● Exercise task
Print out the entries below with no edits.

● Input data
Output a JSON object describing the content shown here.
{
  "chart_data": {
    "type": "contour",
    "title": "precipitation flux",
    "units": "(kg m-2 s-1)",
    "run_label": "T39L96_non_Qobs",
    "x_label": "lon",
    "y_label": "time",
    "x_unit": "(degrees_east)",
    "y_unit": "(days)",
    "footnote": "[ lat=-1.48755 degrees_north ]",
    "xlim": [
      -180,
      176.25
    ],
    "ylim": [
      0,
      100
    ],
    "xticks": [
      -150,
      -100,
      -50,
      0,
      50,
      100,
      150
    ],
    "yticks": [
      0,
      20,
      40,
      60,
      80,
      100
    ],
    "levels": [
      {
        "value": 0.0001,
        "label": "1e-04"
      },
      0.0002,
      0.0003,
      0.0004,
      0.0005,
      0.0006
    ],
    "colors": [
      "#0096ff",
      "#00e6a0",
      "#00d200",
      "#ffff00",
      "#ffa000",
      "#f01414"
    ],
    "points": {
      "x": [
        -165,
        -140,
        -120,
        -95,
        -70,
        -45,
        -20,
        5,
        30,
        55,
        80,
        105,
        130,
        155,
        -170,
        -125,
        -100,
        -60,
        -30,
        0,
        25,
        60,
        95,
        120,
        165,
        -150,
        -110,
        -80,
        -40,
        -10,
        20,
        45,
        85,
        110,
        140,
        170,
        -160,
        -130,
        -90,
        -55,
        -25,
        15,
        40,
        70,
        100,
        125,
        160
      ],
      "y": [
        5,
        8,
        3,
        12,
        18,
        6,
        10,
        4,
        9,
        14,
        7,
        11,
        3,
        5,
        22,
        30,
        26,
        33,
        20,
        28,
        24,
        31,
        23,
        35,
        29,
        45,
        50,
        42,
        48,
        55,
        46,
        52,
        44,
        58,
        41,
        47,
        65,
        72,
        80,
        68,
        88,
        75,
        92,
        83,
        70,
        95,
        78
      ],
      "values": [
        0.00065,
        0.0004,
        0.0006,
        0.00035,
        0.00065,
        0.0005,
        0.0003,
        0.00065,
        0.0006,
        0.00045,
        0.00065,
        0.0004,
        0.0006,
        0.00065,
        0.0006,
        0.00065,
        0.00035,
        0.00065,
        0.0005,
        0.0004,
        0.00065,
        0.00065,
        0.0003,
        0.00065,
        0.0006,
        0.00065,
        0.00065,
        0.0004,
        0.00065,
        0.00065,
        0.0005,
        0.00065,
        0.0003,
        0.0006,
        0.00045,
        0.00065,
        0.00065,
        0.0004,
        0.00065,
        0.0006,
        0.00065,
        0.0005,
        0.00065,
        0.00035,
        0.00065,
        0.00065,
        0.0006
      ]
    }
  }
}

● Task answer
Output a JSON object describing the content shown here.
{
  "chart_data": {
    "type": "contour",
    "title": "precipitation flux",
    "units": "(kg m-2 s-1)",
    "run_label": "T39L96_non_Qobs",
    "x_label": "lon",
    "y_label": "time",
    "x_unit": "(degrees_east)",
    "y_unit": "(days)",
    "footnote": "[ lat=-1.48755 degrees_north ]",
    "xlim": [
      -180,
      176.25
    ],
    "ylim": [
      0,
      100
    ],
    "xticks": [
      -150,
      -100,
      -50,
      0,
      50,
      100,
      150
    ],
    "yticks": [
      0,
      20,
      40,
      60,
      80,
      100
    ],
    "levels": [
      {
        "value": 0.0001,
        "label": "1e-04"
      },
      0.0002,
      0.0003,
      0.0004,
      0.0005,
      0.0006
    ],
    "colors": [
      "#0096ff",
      "#00e6a0",
      "#00d200",
      "#ffff00",
      "#ffa000",
      "#f01414"
    ],
    "points": {
      "x": [
        -165,
        -140,
        -120,
        -95,
        -70,
        -45,
        -20,
        5,
        30,
        55,
        80,
        105,
        130,
        155,
        -170,
        -125,
        -100,
        -60,
        -30,
        0,
        25,
        60,
        95,
        120,
        165,
        -150,
        -110,
        -80,
        -40,
        -10,
        20,
        45,
        85,
        110,
        140,
        170,
        -160,
        -130,
        -90,
        -55,
        -25,
        15,
        40,
        70,
        100,
        125,
        160
      ],
      "y": [
        5,
        8,
        3,
        12,
        18,
        6,
        10,
        4,
        9,
        14,
        7,
        11,
        3,
        5,
        22,
        30,
        26,
        33,
        20,
        28,
        24,
        31,
        23,
        35,
        29,
        45,
        50,
        42,
        48,
        55,
        46,
        52,
        44,
        58,
        41,
        47,
        65,
        72,
        80,
        68,
        88,
        75,
        92,
        83,
        70,
        95,
        78
      ],
      "values": [
        0.00065,
        0.0004,
        0.0006,
        0.00035,
        0.00065,
        0.0005,
        0.0003,
        0.00065,
        0.0006,
        0.00045,
        0.00065,
        0.0004,
        0.0006,
        0.00065,
        0.0006,
        0.00065,
        0.00035,
        0.00065,
        0.0005,
        0.0004,
        0.00065,
        0.00065,
        0.0003,
        0.00065,
        0.0006,
        0.00065,
        0.00065,
        0.0004,
        0.00065,
        0.00065,
        0.0005,
        0.00065,
        0.0003,
        0.0006,
        0.00045,
        0.00065,
        0.00065,
        0.0004,
        0.00065,
        0.0006,
        0.00065,
        0.0005,
        0.00065,
        0.00035,
        0.00065,
        0.00065,
        0.0006
      ]
    }
  }
}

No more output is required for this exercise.